[BEGIN Material]

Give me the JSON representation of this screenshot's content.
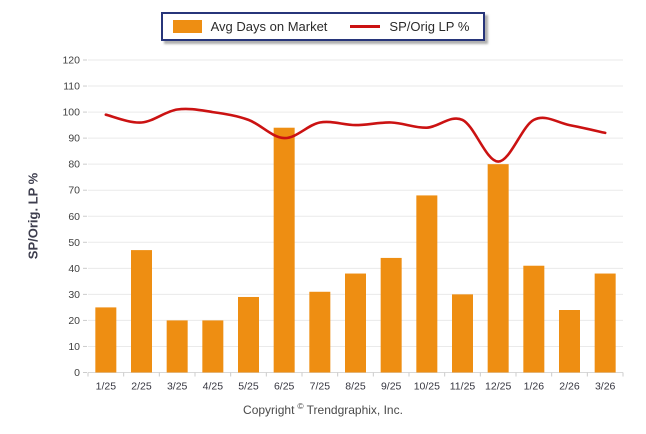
{
  "legend": {
    "series1_label": "Avg Days on Market",
    "series2_label": "SP/Orig LP %"
  },
  "y_axis_title": "SP/Orig. LP %",
  "footer": {
    "prefix": "Copyright",
    "symbol": "©",
    "company": "Trendgraphix, Inc."
  },
  "colors": {
    "bar": "#EE8E12",
    "line": "#CB1212",
    "legend_border": "#27357A",
    "grid": "#EAEAEA",
    "baseline": "#D8D8D8",
    "tick": "#CCCCCC",
    "axis_text": "#414141",
    "x_label_text": "#35353F",
    "title_text": "#3D3D4D",
    "footer_text": "#4A4A4A"
  },
  "chart_data": {
    "type": "bar",
    "title": "",
    "categories": [
      "1/25",
      "2/25",
      "3/25",
      "4/25",
      "5/25",
      "6/25",
      "7/25",
      "8/25",
      "9/25",
      "10/25",
      "11/25",
      "12/25",
      "1/26",
      "2/26",
      "3/26"
    ],
    "series": [
      {
        "name": "Avg Days on Market",
        "type": "bar",
        "color": "#EE8E12",
        "values": [
          25,
          47,
          20,
          20,
          29,
          94,
          31,
          38,
          44,
          68,
          30,
          80,
          41,
          24,
          38
        ]
      },
      {
        "name": "SP/Orig LP %",
        "type": "line",
        "color": "#CB1212",
        "values": [
          99,
          96,
          101,
          100,
          97,
          90,
          96,
          95,
          96,
          94,
          97,
          81,
          97,
          95,
          92
        ]
      }
    ],
    "xlabel": "",
    "ylabel": "SP/Orig. LP %",
    "ylim": [
      0,
      120
    ],
    "ytick_step": 10,
    "grid": true,
    "legend_position": "top-center"
  }
}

[END Material]

Quote the material exactly. Pictures stay out.

### Finished exercise
Give me the JSON representation of this screenshot's content.
{
  "legend": {
    "series1_label": "Avg Days on Market",
    "series2_label": "SP/Orig LP %"
  },
  "y_axis_title": "SP/Orig. LP %",
  "footer": {
    "prefix": "Copyright",
    "symbol": "©",
    "company": "Trendgraphix, Inc."
  },
  "colors": {
    "bar": "#EE8E12",
    "line": "#CB1212",
    "legend_border": "#27357A",
    "grid": "#EAEAEA",
    "baseline": "#D8D8D8",
    "tick": "#CCCCCC",
    "axis_text": "#414141",
    "x_label_text": "#35353F",
    "title_text": "#3D3D4D",
    "footer_text": "#4A4A4A"
  },
  "chart_data": {
    "type": "bar",
    "title": "",
    "categories": [
      "1/25",
      "2/25",
      "3/25",
      "4/25",
      "5/25",
      "6/25",
      "7/25",
      "8/25",
      "9/25",
      "10/25",
      "11/25",
      "12/25",
      "1/26",
      "2/26",
      "3/26"
    ],
    "series": [
      {
        "name": "Avg Days on Market",
        "type": "bar",
        "color": "#EE8E12",
        "values": [
          25,
          47,
          20,
          20,
          29,
          94,
          31,
          38,
          44,
          68,
          30,
          80,
          41,
          24,
          38
        ]
      },
      {
        "name": "SP/Orig LP %",
        "type": "line",
        "color": "#CB1212",
        "values": [
          99,
          96,
          101,
          100,
          97,
          90,
          96,
          95,
          96,
          94,
          97,
          81,
          97,
          95,
          92
        ]
      }
    ],
    "xlabel": "",
    "ylabel": "SP/Orig. LP %",
    "ylim": [
      0,
      120
    ],
    "ytick_step": 10,
    "grid": true,
    "legend_position": "top-center"
  }
}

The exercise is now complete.